--- Start RECORDED INFORMATION ---
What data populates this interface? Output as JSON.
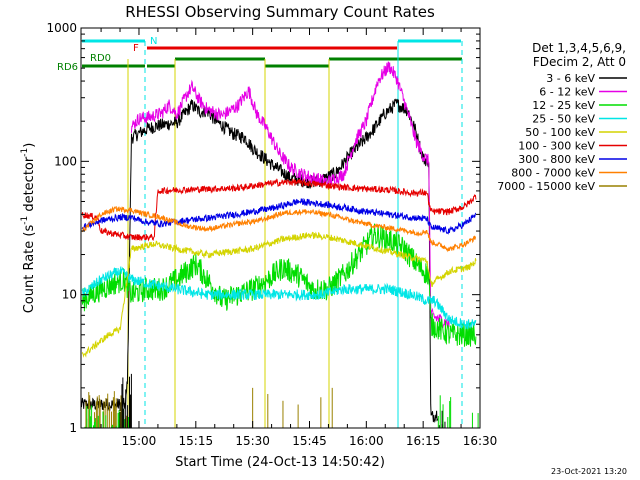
{
  "chart_data": {
    "type": "line",
    "title": "RHESSI Observing Summary Count Rates",
    "xlabel": "Start Time (24-Oct-13 14:50:42)",
    "ylabel_main": "Count Rate (s",
    "ylabel_sup1": "-1",
    "ylabel_mid": " detector",
    "ylabel_sup2": "-1",
    "ylabel_end": ")",
    "yscale": "log",
    "ylim": [
      1,
      1000
    ],
    "xlim_minutes_from_1450": [
      -5.3,
      100
    ],
    "x_ticks": [
      {
        "label": "15:00",
        "m": 10
      },
      {
        "label": "15:15",
        "m": 25
      },
      {
        "label": "15:30",
        "m": 40
      },
      {
        "label": "15:45",
        "m": 55
      },
      {
        "label": "16:00",
        "m": 70
      },
      {
        "label": "16:15",
        "m": 85
      },
      {
        "label": "16:30",
        "m": 100
      }
    ],
    "y_ticks": [
      {
        "label": "1",
        "v": 1
      },
      {
        "label": "10",
        "v": 10
      },
      {
        "label": "100",
        "v": 100
      },
      {
        "label": "1000",
        "v": 1000
      }
    ],
    "legend": {
      "header": [
        "Det 1,3,4,5,6,9,",
        "FDecim 2, Att 0"
      ],
      "entries": [
        {
          "label": "3 - 6 keV",
          "color": "#000000"
        },
        {
          "label": "6 - 12 keV",
          "color": "#e600e6"
        },
        {
          "label": "12 - 25 keV",
          "color": "#00dd00"
        },
        {
          "label": "25 - 50 keV",
          "color": "#00e6e6"
        },
        {
          "label": "50 - 100 keV",
          "color": "#d4d400"
        },
        {
          "label": "100 - 300 keV",
          "color": "#e60000"
        },
        {
          "label": "300 - 800 keV",
          "color": "#0000e6"
        },
        {
          "label": "800 - 7000 keV",
          "color": "#ff8000"
        },
        {
          "label": "7000 - 15000 keV",
          "color": "#998000"
        }
      ]
    },
    "flags": {
      "rd6_label": "RD6",
      "rd0_label": "RD0",
      "f_label": "F",
      "n_label": "N"
    },
    "series": [
      {
        "name": "3 - 6 keV",
        "color": "#000000",
        "noise": 0.1,
        "points": [
          [
            -5.3,
            1.5
          ],
          [
            6.5,
            1.5
          ],
          [
            7,
            2.5
          ],
          [
            8,
            150
          ],
          [
            12,
            175
          ],
          [
            15,
            185
          ],
          [
            20,
            195
          ],
          [
            24,
            265
          ],
          [
            26,
            235
          ],
          [
            28,
            240
          ],
          [
            30,
            205
          ],
          [
            32,
            185
          ],
          [
            35,
            160
          ],
          [
            38,
            150
          ],
          [
            40,
            125
          ],
          [
            45,
            95
          ],
          [
            50,
            75
          ],
          [
            55,
            70
          ],
          [
            58,
            72
          ],
          [
            62,
            82
          ],
          [
            66,
            115
          ],
          [
            69,
            140
          ],
          [
            72,
            175
          ],
          [
            75,
            230
          ],
          [
            78,
            270
          ],
          [
            81,
            240
          ],
          [
            83,
            170
          ],
          [
            85,
            105
          ],
          [
            86.5,
            100
          ],
          [
            87,
            1.2
          ],
          [
            89,
            1.3
          ]
        ]
      },
      {
        "name": "6 - 12 keV",
        "color": "#e600e6",
        "noise": 0.1,
        "points": [
          [
            8,
            180
          ],
          [
            10,
            210
          ],
          [
            13,
            215
          ],
          [
            16,
            230
          ],
          [
            18,
            265
          ],
          [
            20,
            225
          ],
          [
            23,
            330
          ],
          [
            24,
            360
          ],
          [
            26,
            285
          ],
          [
            28,
            245
          ],
          [
            32,
            220
          ],
          [
            36,
            260
          ],
          [
            39,
            340
          ],
          [
            41,
            230
          ],
          [
            44,
            170
          ],
          [
            47,
            115
          ],
          [
            50,
            90
          ],
          [
            53,
            80
          ],
          [
            56,
            75
          ],
          [
            60,
            70
          ],
          [
            64,
            80
          ],
          [
            67,
            140
          ],
          [
            70,
            200
          ],
          [
            73,
            400
          ],
          [
            76,
            520
          ],
          [
            78,
            420
          ],
          [
            81,
            230
          ],
          [
            83,
            145
          ],
          [
            85,
            110
          ],
          [
            86.5,
            100
          ],
          [
            87,
            7
          ],
          [
            92,
            6
          ]
        ]
      },
      {
        "name": "12 - 25 keV",
        "color": "#00dd00",
        "noise": 0.18,
        "points": [
          [
            -5,
            9
          ],
          [
            0,
            11
          ],
          [
            6,
            13
          ],
          [
            8,
            10
          ],
          [
            12,
            11
          ],
          [
            16,
            11
          ],
          [
            20,
            13
          ],
          [
            25,
            17
          ],
          [
            28,
            13
          ],
          [
            32,
            9
          ],
          [
            36,
            10
          ],
          [
            40,
            11
          ],
          [
            44,
            13
          ],
          [
            48,
            16
          ],
          [
            52,
            14
          ],
          [
            56,
            11
          ],
          [
            60,
            11
          ],
          [
            64,
            14
          ],
          [
            68,
            20
          ],
          [
            72,
            28
          ],
          [
            76,
            26
          ],
          [
            80,
            22
          ],
          [
            84,
            16
          ],
          [
            86.5,
            14
          ],
          [
            87,
            6
          ],
          [
            92,
            5
          ],
          [
            97,
            5
          ],
          [
            99,
            5
          ]
        ]
      },
      {
        "name": "25 - 50 keV",
        "color": "#00e6e6",
        "noise": 0.08,
        "points": [
          [
            -5,
            10
          ],
          [
            0,
            13
          ],
          [
            5,
            15
          ],
          [
            8,
            13
          ],
          [
            13,
            12
          ],
          [
            20,
            11
          ],
          [
            28,
            10
          ],
          [
            36,
            10
          ],
          [
            44,
            10
          ],
          [
            52,
            10
          ],
          [
            58,
            10
          ],
          [
            64,
            11
          ],
          [
            70,
            11
          ],
          [
            76,
            11
          ],
          [
            82,
            10
          ],
          [
            86,
            9
          ],
          [
            88,
            9
          ],
          [
            92,
            6.5
          ],
          [
            96,
            6
          ],
          [
            99,
            6
          ]
        ]
      },
      {
        "name": "50 - 100 keV",
        "color": "#d4d400",
        "noise": 0.05,
        "points": [
          [
            -5,
            3.5
          ],
          [
            0,
            4.5
          ],
          [
            2,
            5
          ],
          [
            5,
            5.5
          ],
          [
            8,
            22
          ],
          [
            14,
            24
          ],
          [
            20,
            22
          ],
          [
            28,
            20
          ],
          [
            34,
            21
          ],
          [
            40,
            22
          ],
          [
            48,
            26
          ],
          [
            55,
            28
          ],
          [
            60,
            27
          ],
          [
            68,
            24
          ],
          [
            76,
            21
          ],
          [
            82,
            19
          ],
          [
            86,
            18
          ],
          [
            87,
            12
          ],
          [
            92,
            15
          ],
          [
            97,
            16
          ],
          [
            99,
            18
          ]
        ]
      },
      {
        "name": "100 - 300 keV",
        "color": "#e60000",
        "noise": 0.05,
        "points": [
          [
            -5,
            40
          ],
          [
            -1,
            38
          ],
          [
            0,
            30
          ],
          [
            5,
            28
          ],
          [
            8,
            27
          ],
          [
            10,
            27
          ],
          [
            14,
            27
          ],
          [
            15,
            60
          ],
          [
            20,
            61
          ],
          [
            28,
            62
          ],
          [
            36,
            63
          ],
          [
            44,
            68
          ],
          [
            50,
            70
          ],
          [
            56,
            68
          ],
          [
            60,
            66
          ],
          [
            64,
            64
          ],
          [
            70,
            62
          ],
          [
            76,
            61
          ],
          [
            82,
            58
          ],
          [
            86,
            58
          ],
          [
            87,
            42
          ],
          [
            92,
            42
          ],
          [
            96,
            46
          ],
          [
            99,
            55
          ]
        ]
      },
      {
        "name": "300 - 800 keV",
        "color": "#0000e6",
        "noise": 0.05,
        "points": [
          [
            -5,
            32
          ],
          [
            0,
            36
          ],
          [
            5,
            38
          ],
          [
            8,
            38
          ],
          [
            12,
            35
          ],
          [
            16,
            34
          ],
          [
            22,
            36
          ],
          [
            30,
            38
          ],
          [
            38,
            41
          ],
          [
            46,
            45
          ],
          [
            52,
            50
          ],
          [
            58,
            48
          ],
          [
            64,
            45
          ],
          [
            70,
            42
          ],
          [
            76,
            40
          ],
          [
            82,
            38
          ],
          [
            86,
            37
          ],
          [
            87,
            32
          ],
          [
            92,
            30
          ],
          [
            96,
            34
          ],
          [
            99,
            40
          ]
        ]
      },
      {
        "name": "800 - 7000 keV",
        "color": "#ff8000",
        "noise": 0.04,
        "points": [
          [
            -5,
            30
          ],
          [
            0,
            40
          ],
          [
            4,
            44
          ],
          [
            8,
            43
          ],
          [
            12,
            40
          ],
          [
            16,
            38
          ],
          [
            22,
            33
          ],
          [
            28,
            31
          ],
          [
            36,
            34
          ],
          [
            42,
            36
          ],
          [
            48,
            41
          ],
          [
            54,
            42
          ],
          [
            60,
            40
          ],
          [
            66,
            36
          ],
          [
            72,
            33
          ],
          [
            78,
            31
          ],
          [
            84,
            29
          ],
          [
            86,
            30
          ],
          [
            87,
            25
          ],
          [
            92,
            22
          ],
          [
            96,
            24
          ],
          [
            99,
            27
          ]
        ]
      }
    ]
  }
}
--- End RECORDED INFORMATION ---
#### PROBLEM REQUIREMENTS:
In the entries above, locate every line with the word "name" and copy it.

#### OUTPUT OF THE TASK:
        "name": "3 - 6 keV",
        "name": "6 - 12 keV",
        "name": "12 - 25 keV",
        "name": "25 - 50 keV",
        "name": "50 - 100 keV",
        "name": "100 - 300 keV",
        "name": "300 - 800 keV",
        "name": "800 - 7000 keV",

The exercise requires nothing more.